=== WHAT YOU WILL DO ===
Reproduce all of the data below word for word, omitting the pictures from your answer.

=== Dataset records ===

** Begin **

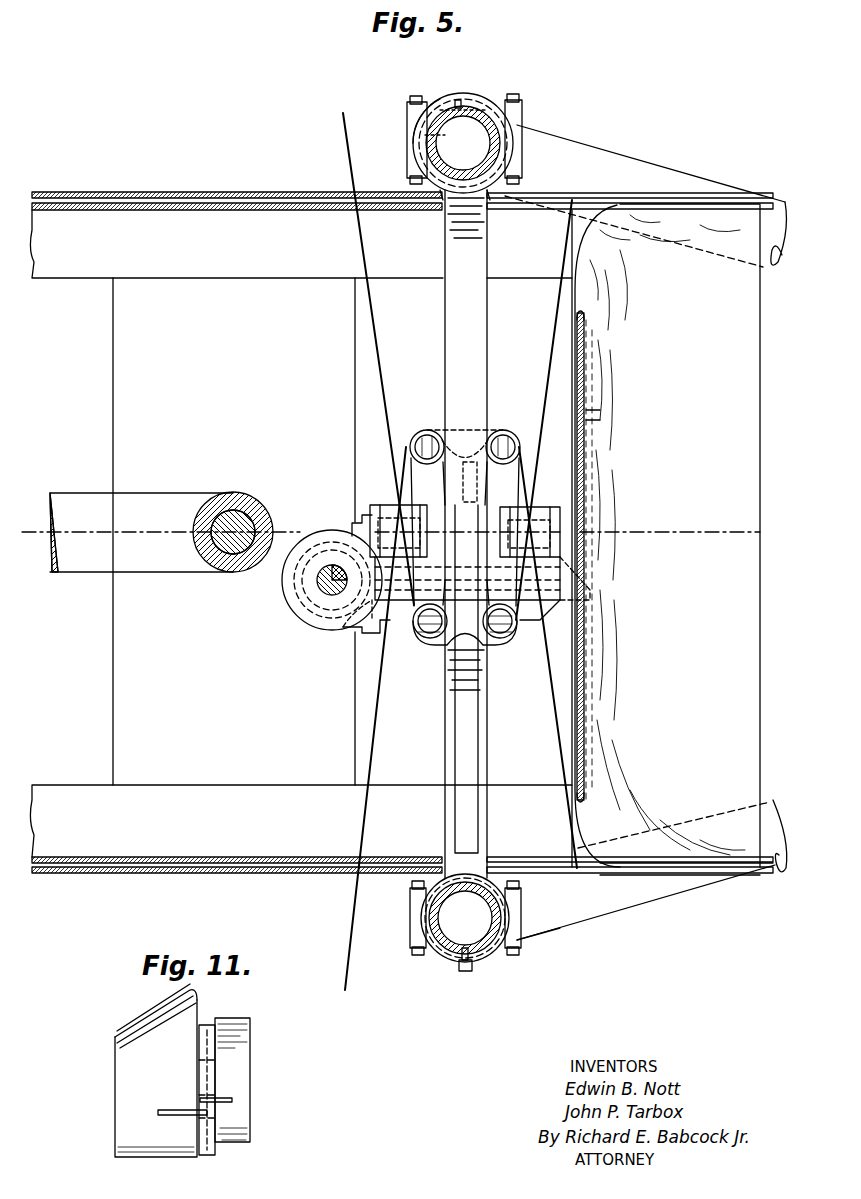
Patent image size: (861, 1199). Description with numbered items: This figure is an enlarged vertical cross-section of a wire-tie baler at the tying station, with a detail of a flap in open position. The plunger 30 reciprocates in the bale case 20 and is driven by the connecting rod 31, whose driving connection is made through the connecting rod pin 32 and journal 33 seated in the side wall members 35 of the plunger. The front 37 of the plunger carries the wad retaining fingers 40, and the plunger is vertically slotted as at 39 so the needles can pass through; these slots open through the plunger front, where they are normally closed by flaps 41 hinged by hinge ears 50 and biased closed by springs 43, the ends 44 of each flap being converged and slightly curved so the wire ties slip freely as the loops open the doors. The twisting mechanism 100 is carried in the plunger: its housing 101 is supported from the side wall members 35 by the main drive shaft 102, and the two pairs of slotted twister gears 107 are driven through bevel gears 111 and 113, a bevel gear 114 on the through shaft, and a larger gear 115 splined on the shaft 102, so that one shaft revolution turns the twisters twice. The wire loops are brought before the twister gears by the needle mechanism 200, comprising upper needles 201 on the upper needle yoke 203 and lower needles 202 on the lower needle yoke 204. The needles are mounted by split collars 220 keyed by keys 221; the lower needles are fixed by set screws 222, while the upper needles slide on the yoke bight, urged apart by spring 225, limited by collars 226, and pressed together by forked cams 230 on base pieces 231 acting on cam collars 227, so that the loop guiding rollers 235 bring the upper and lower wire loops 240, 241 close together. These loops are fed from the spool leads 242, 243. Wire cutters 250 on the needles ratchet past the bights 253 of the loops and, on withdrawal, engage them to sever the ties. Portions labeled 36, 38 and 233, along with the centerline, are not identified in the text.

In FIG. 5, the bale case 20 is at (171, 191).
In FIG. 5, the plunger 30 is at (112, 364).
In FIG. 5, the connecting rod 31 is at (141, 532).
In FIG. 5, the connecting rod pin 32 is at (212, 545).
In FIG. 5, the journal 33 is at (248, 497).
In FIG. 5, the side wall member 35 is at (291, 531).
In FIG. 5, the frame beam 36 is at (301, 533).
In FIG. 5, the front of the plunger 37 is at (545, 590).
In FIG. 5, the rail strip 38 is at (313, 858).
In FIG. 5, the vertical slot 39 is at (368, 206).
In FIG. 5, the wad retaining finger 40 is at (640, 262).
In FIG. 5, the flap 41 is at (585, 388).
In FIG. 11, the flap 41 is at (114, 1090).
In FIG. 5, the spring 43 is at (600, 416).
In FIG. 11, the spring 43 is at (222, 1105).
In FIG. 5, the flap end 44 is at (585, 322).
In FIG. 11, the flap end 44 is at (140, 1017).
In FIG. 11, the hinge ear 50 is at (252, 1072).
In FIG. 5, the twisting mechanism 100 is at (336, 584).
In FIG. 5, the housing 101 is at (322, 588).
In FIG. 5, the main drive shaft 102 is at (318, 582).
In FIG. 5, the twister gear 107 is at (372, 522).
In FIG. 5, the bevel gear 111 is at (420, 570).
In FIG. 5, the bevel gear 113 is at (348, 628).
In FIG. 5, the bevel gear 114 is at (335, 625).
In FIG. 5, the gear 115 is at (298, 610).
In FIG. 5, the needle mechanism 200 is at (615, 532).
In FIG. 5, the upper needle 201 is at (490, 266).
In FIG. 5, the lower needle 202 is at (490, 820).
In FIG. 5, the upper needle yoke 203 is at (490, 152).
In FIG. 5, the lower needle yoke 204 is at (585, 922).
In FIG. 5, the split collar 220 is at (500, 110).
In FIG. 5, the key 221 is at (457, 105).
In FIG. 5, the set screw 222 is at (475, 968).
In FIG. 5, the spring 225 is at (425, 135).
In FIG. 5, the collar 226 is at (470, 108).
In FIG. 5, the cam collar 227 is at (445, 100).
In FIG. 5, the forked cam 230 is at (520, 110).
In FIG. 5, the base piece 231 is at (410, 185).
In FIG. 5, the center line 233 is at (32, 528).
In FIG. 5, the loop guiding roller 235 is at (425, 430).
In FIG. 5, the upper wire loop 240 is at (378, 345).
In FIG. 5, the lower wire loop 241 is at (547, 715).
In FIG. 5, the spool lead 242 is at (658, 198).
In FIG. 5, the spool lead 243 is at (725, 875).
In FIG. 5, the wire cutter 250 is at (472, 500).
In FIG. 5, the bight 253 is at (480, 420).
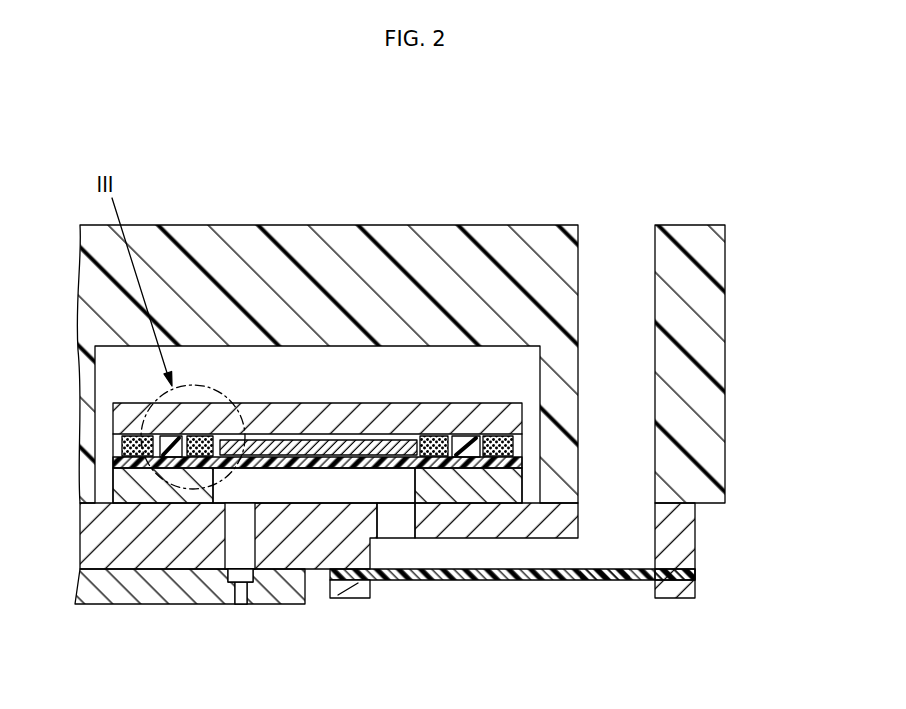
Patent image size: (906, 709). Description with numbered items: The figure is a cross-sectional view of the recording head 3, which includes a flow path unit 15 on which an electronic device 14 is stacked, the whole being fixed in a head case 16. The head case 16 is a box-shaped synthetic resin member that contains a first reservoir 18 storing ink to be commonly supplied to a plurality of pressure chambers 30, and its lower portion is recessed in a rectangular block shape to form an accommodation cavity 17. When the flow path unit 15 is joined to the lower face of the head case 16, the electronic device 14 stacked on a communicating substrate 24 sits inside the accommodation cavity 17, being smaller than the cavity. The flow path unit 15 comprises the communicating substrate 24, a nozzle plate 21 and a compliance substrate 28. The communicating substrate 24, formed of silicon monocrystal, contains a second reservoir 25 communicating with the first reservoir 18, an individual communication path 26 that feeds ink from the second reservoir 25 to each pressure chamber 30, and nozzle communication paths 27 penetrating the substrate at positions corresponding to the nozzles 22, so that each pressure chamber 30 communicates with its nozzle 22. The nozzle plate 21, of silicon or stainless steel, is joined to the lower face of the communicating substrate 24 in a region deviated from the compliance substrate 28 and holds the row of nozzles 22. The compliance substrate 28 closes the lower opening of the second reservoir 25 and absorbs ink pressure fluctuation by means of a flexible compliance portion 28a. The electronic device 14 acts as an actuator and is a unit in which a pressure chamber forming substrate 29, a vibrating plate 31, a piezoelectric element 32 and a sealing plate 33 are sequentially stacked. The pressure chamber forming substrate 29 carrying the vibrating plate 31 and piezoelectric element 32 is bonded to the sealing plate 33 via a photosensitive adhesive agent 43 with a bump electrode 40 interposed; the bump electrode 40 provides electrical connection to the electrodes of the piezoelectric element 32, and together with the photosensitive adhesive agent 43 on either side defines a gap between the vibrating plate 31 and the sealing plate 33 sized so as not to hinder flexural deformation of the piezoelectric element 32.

** End **

=== FINAL ANSWER ===
Patent image size: (861, 1199). Description with numbered items: This figure is an enlarged vertical cross-section of a wire-tie baler at the tying station, with a detail of a flap in open position. The plunger 30 reciprocates in the bale case 20 and is driven by the connecting rod 31, whose driving connection is made through the connecting rod pin 32 and journal 33 seated in the side wall members 35 of the plunger. The front 37 of the plunger carries the wad retaining fingers 40, and the plunger is vertically slotted as at 39 so the needles can pass through; these slots open through the plunger front, where they are normally closed by flaps 41 hinged by hinge ears 50 and biased closed by springs 43, the ends 44 of each flap being converged and slightly curved so the wire ties slip freely as the loops open the doors. The twisting mechanism 100 is carried in the plunger: its housing 101 is supported from the side wall members 35 by the main drive shaft 102, and the two pairs of slotted twister gears 107 are driven through bevel gears 111 and 113, a bevel gear 114 on the through shaft, and a larger gear 115 splined on the shaft 102, so that one shaft revolution turns the twisters twice. The wire loops are brought before the twister gears by the needle mechanism 200, comprising upper needles 201 on the upper needle yoke 203 and lower needles 202 on the lower needle yoke 204. The needles are mounted by split collars 220 keyed by keys 221; the lower needles are fixed by set screws 222, while the upper needles slide on the yoke bight, urged apart by spring 225, limited by collars 226, and pressed together by forked cams 230 on base pieces 231 acting on cam collars 227, so that the loop guiding rollers 235 bring the upper and lower wire loops 240, 241 close together. These loops are fed from the spool leads 242, 243. Wire cutters 250 on the needles ratchet past the bights 253 of the loops and, on withdrawal, engage them to sever the ties. Portions labeled 36, 38 and 233, along with the centerline, are not identified in the text.

In FIG. 5, the bale case 20 is at (171, 191).
In FIG. 5, the plunger 30 is at (112, 364).
In FIG. 5, the connecting rod 31 is at (141, 532).
In FIG. 5, the connecting rod pin 32 is at (212, 545).
In FIG. 5, the journal 33 is at (248, 497).
In FIG. 5, the side wall member 35 is at (291, 531).
In FIG. 5, the frame beam 36 is at (301, 533).
In FIG. 5, the front of the plunger 37 is at (545, 590).
In FIG. 5, the rail strip 38 is at (313, 858).
In FIG. 5, the vertical slot 39 is at (368, 206).
In FIG. 5, the wad retaining finger 40 is at (640, 262).
In FIG. 5, the flap 41 is at (585, 388).
In FIG. 11, the flap 41 is at (114, 1090).
In FIG. 5, the spring 43 is at (600, 416).
In FIG. 11, the spring 43 is at (222, 1105).
In FIG. 5, the flap end 44 is at (585, 322).
In FIG. 11, the flap end 44 is at (140, 1017).
In FIG. 11, the hinge ear 50 is at (252, 1072).
In FIG. 5, the twisting mechanism 100 is at (336, 584).
In FIG. 5, the housing 101 is at (322, 588).
In FIG. 5, the main drive shaft 102 is at (318, 582).
In FIG. 5, the twister gear 107 is at (372, 522).
In FIG. 5, the bevel gear 111 is at (420, 570).
In FIG. 5, the bevel gear 113 is at (348, 628).
In FIG. 5, the bevel gear 114 is at (335, 625).
In FIG. 5, the gear 115 is at (298, 610).
In FIG. 5, the needle mechanism 200 is at (615, 532).
In FIG. 5, the upper needle 201 is at (490, 266).
In FIG. 5, the lower needle 202 is at (490, 820).
In FIG. 5, the upper needle yoke 203 is at (490, 152).
In FIG. 5, the lower needle yoke 204 is at (585, 922).
In FIG. 5, the split collar 220 is at (500, 110).
In FIG. 5, the key 221 is at (457, 105).
In FIG. 5, the set screw 222 is at (475, 968).
In FIG. 5, the spring 225 is at (425, 135).
In FIG. 5, the collar 226 is at (470, 108).
In FIG. 5, the cam collar 227 is at (445, 100).
In FIG. 5, the forked cam 230 is at (520, 110).
In FIG. 5, the base piece 231 is at (410, 185).
In FIG. 5, the center line 233 is at (32, 528).
In FIG. 5, the loop guiding roller 235 is at (425, 430).
In FIG. 5, the upper wire loop 240 is at (378, 345).
In FIG. 5, the lower wire loop 241 is at (547, 715).
In FIG. 5, the spool lead 242 is at (658, 198).
In FIG. 5, the spool lead 243 is at (725, 875).
In FIG. 5, the wire cutter 250 is at (472, 500).
In FIG. 5, the bight 253 is at (480, 420).
Patent image size: (906, 709). Description with numbered items: The figure is a cross-sectional view of the recording head 3, which includes a flow path unit 15 on which an electronic device 14 is stacked, the whole being fixed in a head case 16. The head case 16 is a box-shaped synthetic resin member that contains a first reservoir 18 storing ink to be commonly supplied to a plurality of pressure chambers 30, and its lower portion is recessed in a rectangular block shape to form an accommodation cavity 17. When the flow path unit 15 is joined to the lower face of the head case 16, the electronic device 14 stacked on a communicating substrate 24 sits inside the accommodation cavity 17, being smaller than the cavity. The flow path unit 15 comprises the communicating substrate 24, a nozzle plate 21 and a compliance substrate 28. The communicating substrate 24, formed of silicon monocrystal, contains a second reservoir 25 communicating with the first reservoir 18, an individual communication path 26 that feeds ink from the second reservoir 25 to each pressure chamber 30, and nozzle communication paths 27 penetrating the substrate at positions corresponding to the nozzles 22, so that each pressure chamber 30 communicates with its nozzle 22. The nozzle plate 21, of silicon or stainless steel, is joined to the lower face of the communicating substrate 24 in a region deviated from the compliance substrate 28 and holds the row of nozzles 22. The compliance substrate 28 closes the lower opening of the second reservoir 25 and absorbs ink pressure fluctuation by means of a flexible compliance portion 28a. The electronic device 14 acts as an actuator and is a unit in which a pressure chamber forming substrate 29, a vibrating plate 31, a piezoelectric element 32 and a sealing plate 33 are sequentially stacked. The pressure chamber forming substrate 29 carrying the vibrating plate 31 and piezoelectric element 32 is bonded to the sealing plate 33 via a photosensitive adhesive agent 43 with a bump electrode 40 interposed; the bump electrode 40 provides electrical connection to the electrodes of the piezoelectric element 32, and together with the photosensitive adhesive agent 43 on either side defines a gap between the vibrating plate 31 and the sealing plate 33 sized so as not to hinder flexural deformation of the piezoelectric element 32.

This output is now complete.